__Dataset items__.
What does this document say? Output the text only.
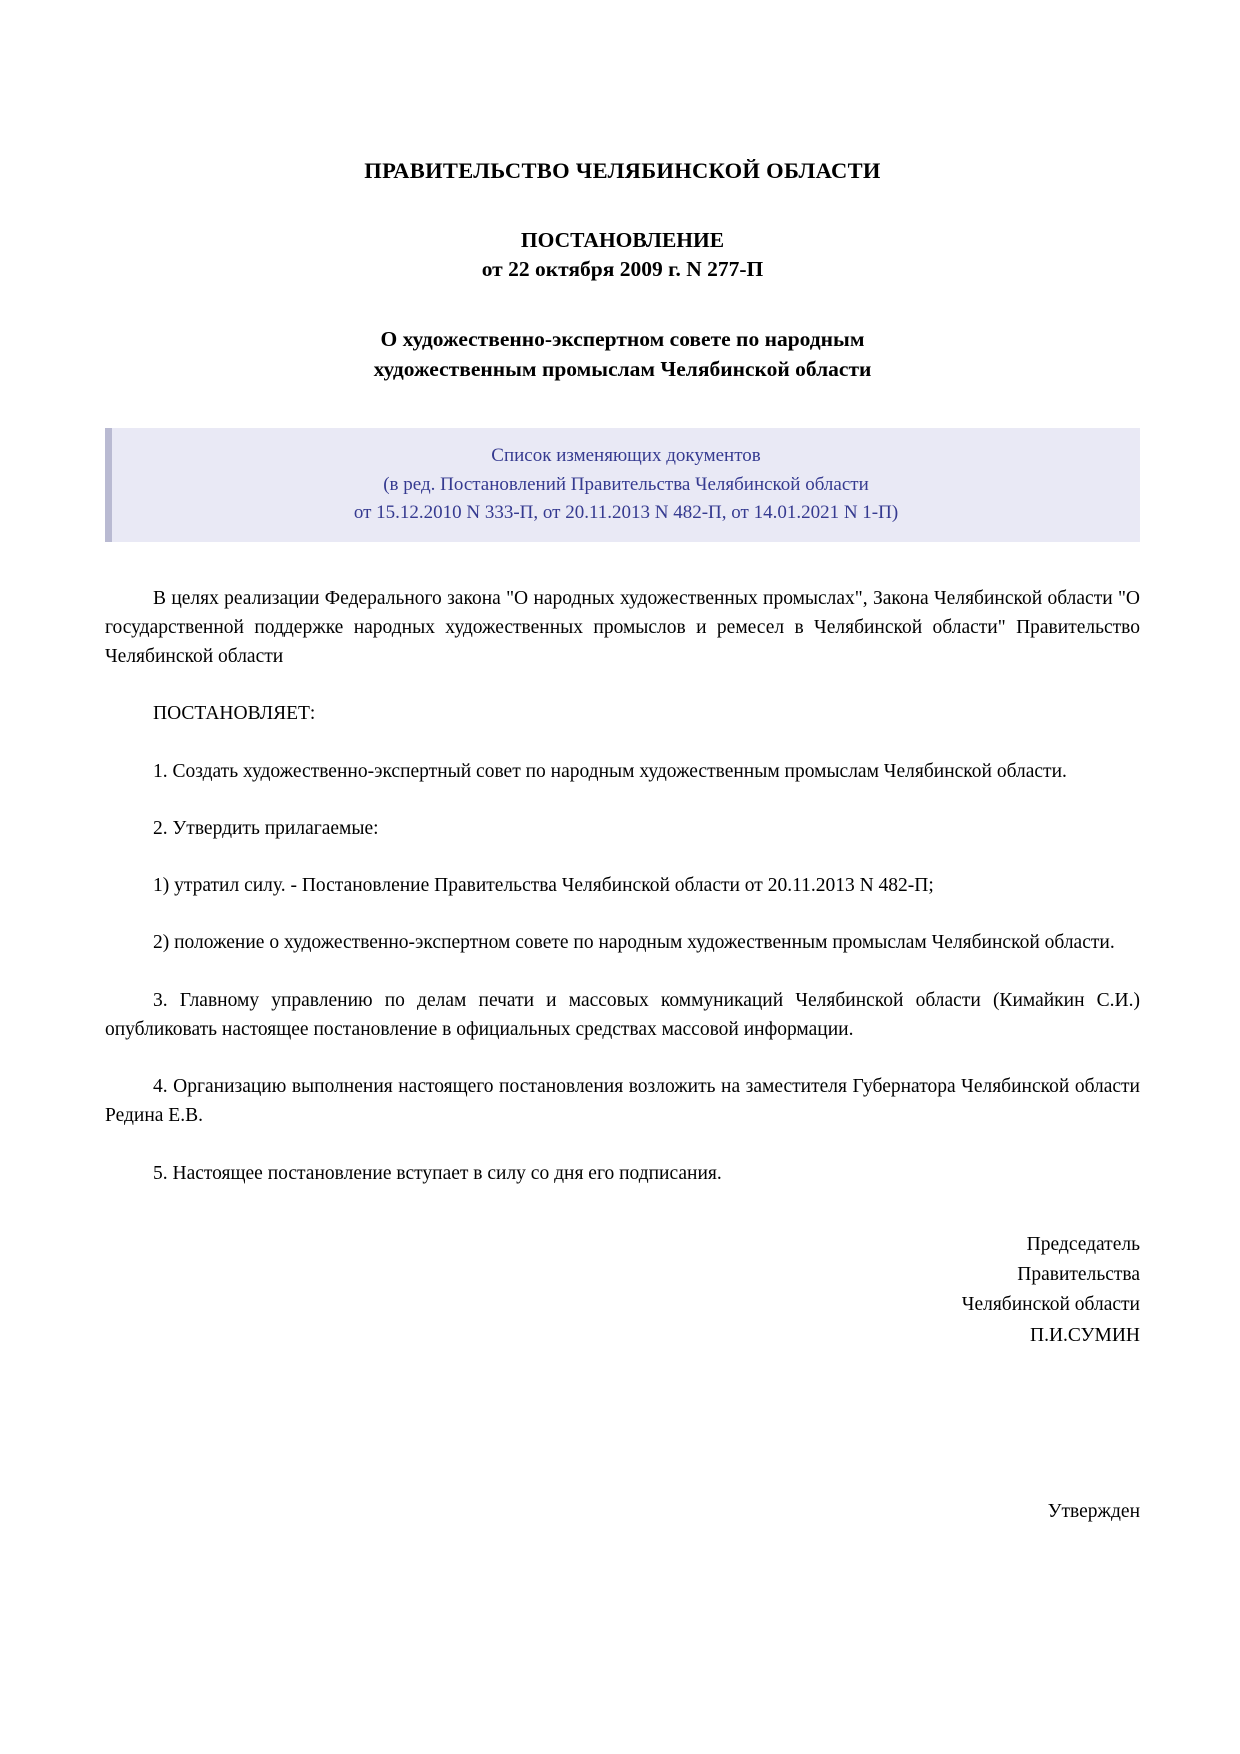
ПРАВИТЕЛЬСТВО ЧЕЛЯБИНСКОЙ ОБЛАСТИ
ПОСТАНОВЛЕНИЕ
от 22 октября 2009 г. N 277-П
О художественно-экспертном совете по народным
художественным промыслам Челябинской области
Список изменяющих документов
(в ред. Постановлений Правительства Челябинской области
от 15.12.2010 N 333-П, от 20.11.2013 N 482-П, от 14.01.2021 N 1-П)
В целях реализации Федерального закона "О народных художественных промыслах", Закона Челябинской области "О государственной поддержке народных художественных промыслов и ремесел в Челябинской области" Правительство Челябинской области
ПОСТАНОВЛЯЕТ:
1. Создать художественно-экспертный совет по народным художественным промыслам Челябинской области.
2. Утвердить прилагаемые:
1) утратил силу. - Постановление Правительства Челябинской области от 20.11.2013 N 482-П;
2) положение о художественно-экспертном совете по народным художественным промыслам Челябинской области.
3. Главному управлению по делам печати и массовых коммуникаций Челябинской области (Кимайкин С.И.) опубликовать настоящее постановление в официальных средствах массовой информации.
4. Организацию выполнения настоящего постановления возложить на заместителя Губернатора Челябинской области Редина Е.В.
5. Настоящее постановление вступает в силу со дня его подписания.
Председатель
Правительства
Челябинской области
П.И.СУМИН
Утвержден
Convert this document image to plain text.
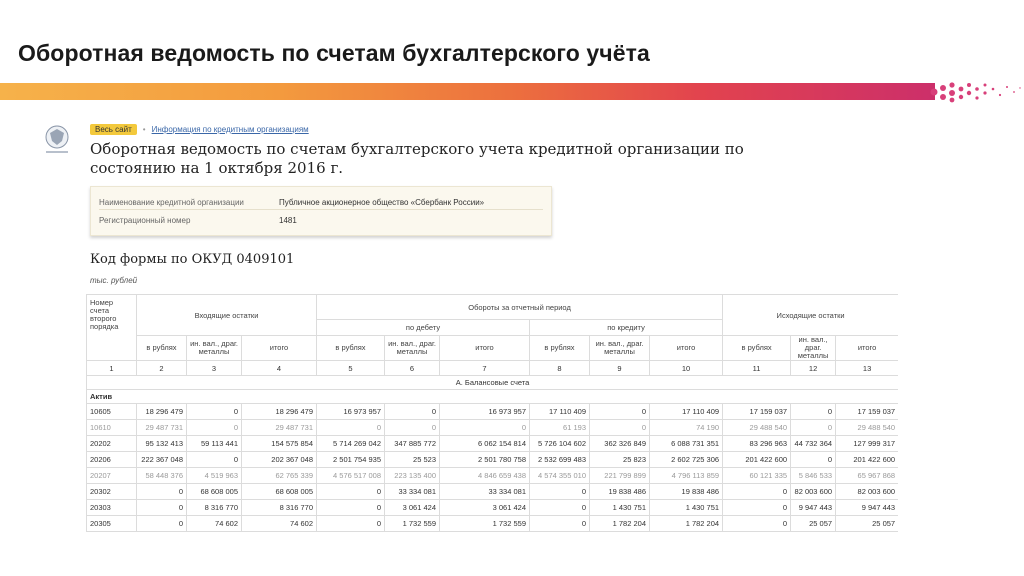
Оборотная ведомость по счетам бухгалтерского учёта
Весь сайт	• Информация по кредитным организациям
Оборотная ведомость по счетам бухгалтерского учета кредитной организации по состоянию на 1 октября 2016 г.
Наименование кредитной организации	Публичное акционерное общество «Сбербанк России»
Регистрационный номер	1481
Код формы по ОКУД 0409101
тыс. рублей
Номер счета второго порядка	Входящие остатки			Обороты за отчетный период						Исходящие остатки		
				по дебету			по кредиту					
	в рублях	ин. вал., драг. металлы	итого	в рублях	ин. вал., драг. металлы	итого	в рублях	ин. вал., драг. металлы	итого	в рублях	ин. вал., драг. металлы	итого
1	2	3	4	5	6	7	8	9	10	11	12	13
А. Балансовые счета												
Актив												
10605	18 296 479	0	18 296 479	16 973 957	0	16 973 957	17 110 409	0	17 110 409	17 159 037	0	17 159 037
10610	29 487 731	0	29 487 731	0	0	0	61 193	0	74 190	29 488 540	0	29 488 540
20202	95 132 413	59 113 441	154 575 854	5 714 269 042	347 885 772	6 062 154 814	5 726 104 602	362 326 849	6 088 731 351	83 296 963	44 732 364	127 999 317
20206	222 367 048	0	202 367 048	2 501 754 935	25 523	2 501 780 758	2 532 699 483	25 823	2 602 725 306	201 422 600	0	201 422 600
20207	58 448 376	4 519 963	62 765 339	4 576 517 008	223 135 400	4 846 659 438	4 574 355 010	221 799 899	4 796 113 859	60 121 335	5 846 533	65 967 868
20302	0	68 608 005	68 608 005	0	33 334 081	33 334 081	0	19 838 486	19 838 486	0	82 003 600	82 003 600
20303	0	8 316 770	8 316 770	0	3 061 424	3 061 424	0	1 430 751	1 430 751	0	9 947 443	9 947 443
20305	0	74 602	74 602	0	1 732 559	1 732 559	0	1 782 204	1 782 204	0	25 057	25 057
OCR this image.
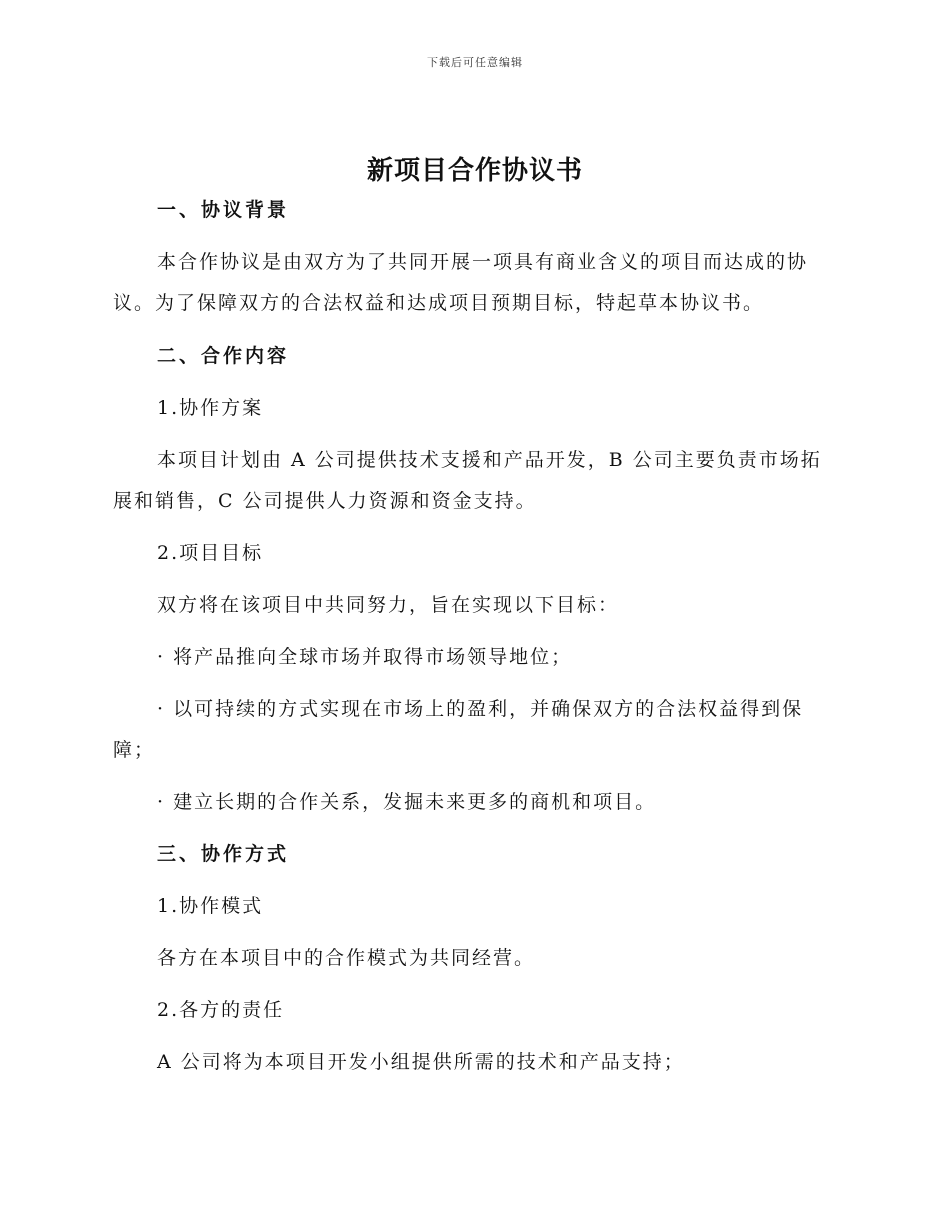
下载后可任意编辑
新项目合作协议书
一、协议背景
本合作协议是由双方为了共同开展一项具有商业含义的项目而达成的协
议。为了保障双方的合法权益和达成项目预期目标，特起草本协议书。
二、合作内容
1.协作方案
本项目计划由 A 公司提供技术支援和产品开发，B 公司主要负责市场拓
展和销售，C 公司提供人力资源和资金支持。
2.项目目标
双方将在该项目中共同努力，旨在实现以下目标：
· 将产品推向全球市场并取得市场领导地位；
· 以可持续的方式实现在市场上的盈利，并确保双方的合法权益得到保
障；
· 建立长期的合作关系，发掘未来更多的商机和项目。
三、协作方式
1.协作模式
各方在本项目中的合作模式为共同经营。
2.各方的责任
A 公司将为本项目开发小组提供所需的技术和产品支持；
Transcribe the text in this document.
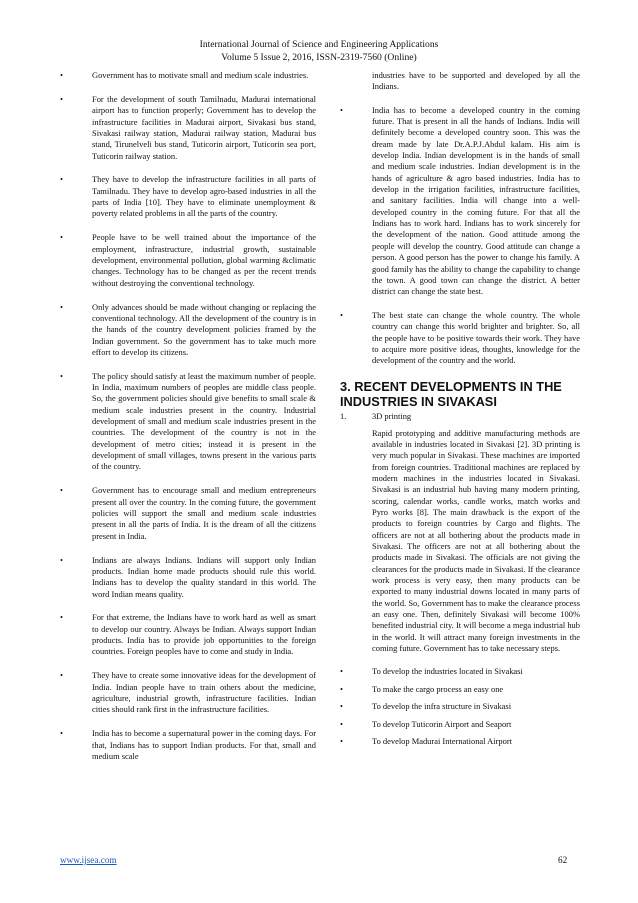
International Journal of Science and Engineering Applications
Volume 5 Issue 2, 2016, ISSN-2319-7560 (Online)
•	Government has to motivate small and medium scale industries.
•	For the development of south Tamilnadu, Madurai international airport has to function properly; Government has to develop the infrastructure facilities in Madurai airport, Sivakasi bus stand, Sivakasi railway station, Madurai railway station, Madurai bus stand, Tirunelveli bus stand, Tuticorin airport, Tuticorin sea port, Tuticorin railway station.
•	They have to develop the infrastructure facilities in all parts of Tamilnadu. They have to develop agro-based industries in all the parts of India [10]. They have to eliminate unemployment & poverty related problems in all the parts of the country.
•	People have to be well trained about the importance of the employment, infrastructure, industrial growth, sustainable development, environmental pollution, global warming &climatic changes. Technology has to be changed as per the recent trends without destroying the conventional technology.
•	Only advances should be made without changing or replacing the conventional technology. All the development of the country is in the hands of the country development policies framed by the Indian government. So the government has to take much more effort to develop its citizens.
•	The policy should satisfy at least the maximum number of people. In India, maximum numbers of peoples are middle class people. So, the government policies should give benefits to small scale & medium scale industries present in the country. Industrial development of small and medium scale industries present in the countries. The development of the country is not in the development of metro cities; instead it is present in the development of small villages, towns present in the various parts of the country.
•	Government has to encourage small and medium entrepreneurs present all over the country. In the coming future, the government policies will support the small and medium scale industries present in all the parts of India. It is the dream of all the citizens present in India.
•	Indians are always Indians. Indians will support only Indian products. Indian home made products should rule this world. Indians has to develop the quality standard in this world. The word Indian means quality.
•	For that extreme, the Indians have to work hard as well as smart to develop our country. Always be Indian. Always support Indian products. India has to provide job opportunities to the foreign countries. Foreign peoples have to come and study in India.
•	They have to create some innovative ideas for the development of India. Indian people have to train others about the medicine, agriculture, industrial growth, infrastructure facilities. Indian cities should rank first in the infrastructure facilities.
•	India has to become a supernatural power in the coming days. For that, Indians has to support Indian products. For that, small and medium scale
industries have to be supported and developed by all the Indians.
•	India has to become a developed country in the coming future. That is present in all the hands of Indians. India will definitely become a developed country soon. This was the dream made by late Dr.A.P.J.Abdul kalam. His aim is develop India. Indian development is in the hands of small and medium scale industries. Indian development is in the hands of agriculture & agro based industries. India has to develop in the irrigation facilities, infrastructure facilities, and sanitary facilities. India will change into a well-developed country in the coming future. For that all the Indians has to work hard. Indians has to work sincerely for the development of the nation. Good attitude among the people will develop the country. Good attitude can change a person. A good person has the power to change his family. A good family has the ability to change the capability to change the town. A good town can change the district. A better district can change the state best.
•	The best state can change the whole country. The whole country can change this world brighter and brighter. So, all the people have to be positive towards their work. They have to acquire more positive ideas, thoughts, knowledge for the development of the country and the world.
3. RECENT DEVELOPMENTS IN THE
INDUSTRIES IN SIVAKASI
1.	3D printing
Rapid prototyping and additive manufacturing methods are available in industries located in Sivakasi [2]. 3D printing is very much popular in Sivakasi. These machines are imported from foreign countries. Traditional machines are replaced by modern machines in the industries located in Sivakasi. Sivakasi is an industrial hub having many modern printing, scoring, calendar works, candle works, match works and Pyro works [8]. The main drawback is the export of the products to foreign countries by Cargo and flights. The officers are not at all bothering about the products made in Sivakasi. The officers are not at all bothering about the products made in Sivakasi. The officials are not giving the clearances for the products made in Sivakasi. If the clearance work process is very easy, then many products can be exported to many industrial downs located in many parts of the world. So, Government has to make the clearance process an easy one. Then, definitely Sivakasi will become 100% benefited industrial city. It will become a mega industrial hub in the world. It will attract many foreign investments in the coming future. Government has to take necessary steps.
•	To develop the industries located in Sivakasi
•	To make the cargo process an easy one
•	To develop the infra structure in Sivakasi
•	To develop Tuticorin Airport and Seaport
•	To develop Madurai International Airport
www.ijsea.com	62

__Your goal__. Find all the lines containing "have" in the material, then copy them.

__Complete answer__.
•	They have to develop the infrastructure facilities in all parts of Tamilnadu. They have to develop agro-based industries in all the parts of India [10]. They have to eliminate unemployment & poverty related problems in all the parts of the country.
•	People have to be well trained about the importance of the employment, infrastructure, industrial growth, sustainable development, environmental pollution, global warming &climatic changes. Technology has to be changed as per the recent trends without destroying the conventional technology.
•	For that extreme, the Indians have to work hard as well as smart to develop our country. Always be Indian. Always support Indian products. India has to provide job opportunities to the foreign countries. Foreign peoples have to come and study in India.
•	They have to create some innovative ideas for the development of India. Indian people have to train others about the medicine, agriculture, industrial growth, infrastructure facilities. Indian cities should rank first in the infrastructure facilities.
industries have to be supported and developed by all the Indians.
•	The best state can change the whole country. The whole country can change this world brighter and brighter. So, all the people have to be positive towards their work. They have to acquire more positive ideas, thoughts, knowledge for the development of the country and the world.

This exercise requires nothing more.